[Problems]
#1 Decide whether each statement, (a), (b) and (c), agrees with the article on ethics and corporate reputation. Answer yes or no for each and quote the words of the article that decide it.
(a) BT gives one per cent of its pre-tax profits to good causes.
(b) The article says consumers in the industrialised developed world are better informed than ever.
(c) BT's approach to hiring has led to a focus on recruiting former police officers.
#2 Reproduce the part of the article on ethics and corporate reputation between "Michael Prescott, director" and "they trusted it.", inclusive.
#3 Write the next part of the article on ethics and corporate reputation, picking up after its final sentence.

Will ethics and social responsibility become the biggest drivers of corporate reputation going forward? Article icon

Will Helen Dunne reviews a lively morning debate

Michael Prescott, director of corporate affairs, BT

The notion that ethics and social responsibility are becoming ever more important rests in part on the fact that in the industrialised developed world, consumers are better educated than ever, better informed than ever, more quickly informed than ever, courtesy of social media, and more vocal than ever. And that amplifies a simple truth that people like people who like people and, by extension, people like companies that like people or care about people and, therefore, this becomes a bigger factor in corporate reputation.
 
Philip [Gawith] and I worked some time ago on the Cadbury Salmonella scare when some MPs told us that they were keeping quiet and not stirring things up because they had had such contact with Cadbury over such a long period that they knew it was a company that always tried to do the right thing and they trusted it.
 
BT devotes one per cent of its pre-tax profits to good causes. When we hire people, we'll give consideration to how we do that, and that has led to such things as a focus on recruiting former members of the armed forces.

[Stored data]
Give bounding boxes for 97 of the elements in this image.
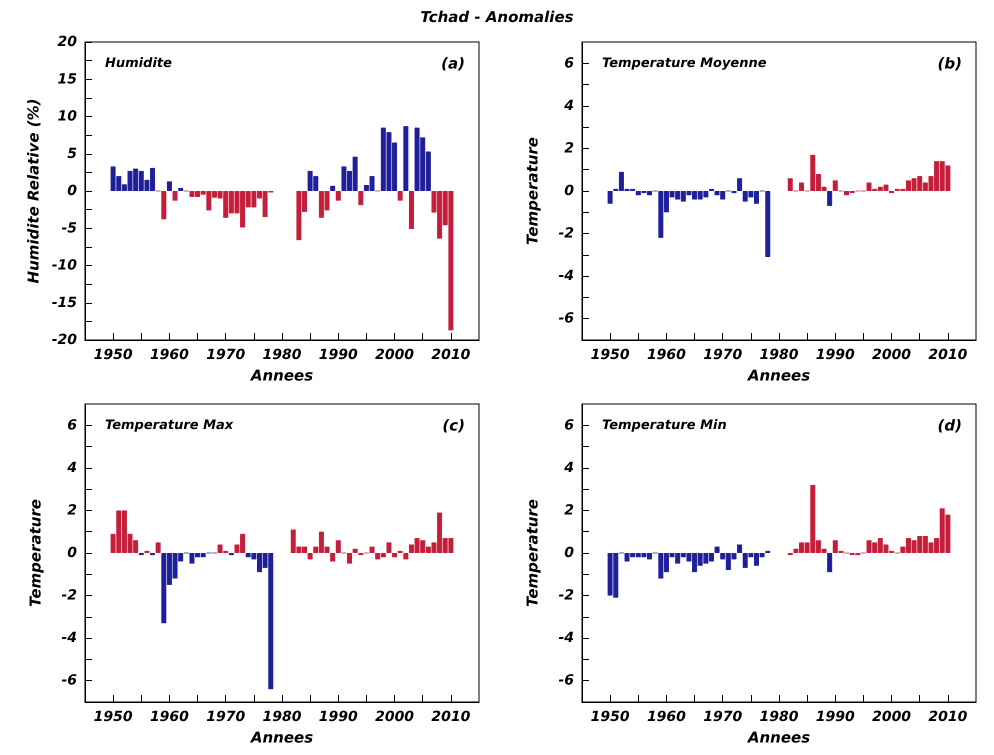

[Results of the tasks]
#1
(a) Yes: "BT devotes one per cent of its pre-tax profits to good causes."
(b) Yes: "consumers are better educated than ever, better informed than ever"
(c) No: "that has led to such things as a focus on recruiting former members of the armed forces."

#2
Michael Prescott, director of corporate affairs, BT

The notion that ethics and social responsibility are becoming ever more important rests in part on the fact that in the industrialised developed world, consumers are better educated than ever, better informed than ever, more quickly informed than ever, courtesy of social media, and more vocal than ever. And that amplifies a simple truth that people like people who like people and, by extension, people like companies that like people or care about people and, therefore, this becomes a bigger factor in corporate reputation.
 
Philip [Gawith] and I worked some time ago on the Cadbury Salmonella scare when some MPs told us that they were keeping quiet and not stirring things up because they had had such contact with Cadbury over such a long period that they knew it was a company that always tried to do the right thing and they trusted it.

#3
While it is important for companies to do good things, it is probably more important for companies to make good stuff or to deliver services effectively. The purest case study is Apple. When Steve Jobs returned, one of the first things he did was to cancel all its philanthropic programmes. Most recently Apple has had the suicides at its manufacturer FoxConn, exposing details of its Chinese supply chain, but when these stories emerged, the cash registers at its stores did not go silent. And the anger on social media was very muted. People love Apple because they love its products and Apple has got away with doing very little about the issues that the people in this room care about.
 
Capitalists are useless about explaining the virtues of capitalism. Everyone in this room, I would warrant, is a capitalist and half of you will bridle that I have just said that. Most of our shareholders are big pension funds. We have to service our shareholders because that, in the end, pays pensions and all sorts of bills that contribute to society.
 
To run a company to maximum effectiveness, you have to have motivated, engaged employees. Employees feel better if the companies they work for are doing good things that they know about and can talk about.
 
It is not necessarily that a company's board says We must campaign on taxes, and get them down to zero per cent, it is down to differentials. It is one of life's tug of wars. Companies will lobby for lower taxes so they can invest more, reward other stakeholders more, and it is up to government to look at the international environment and decide where to set tax rates.
 
I did think Amazon, Starbucks and Google could and should have gone on the attack [when they appeared before the House of Commons Public Accounts Select Committee]. The fact of the matter is MPs, ministers, lawmakers set the laws and companies may lobby for different laws but we abide by the current ones. None of those companies had done anything illegal.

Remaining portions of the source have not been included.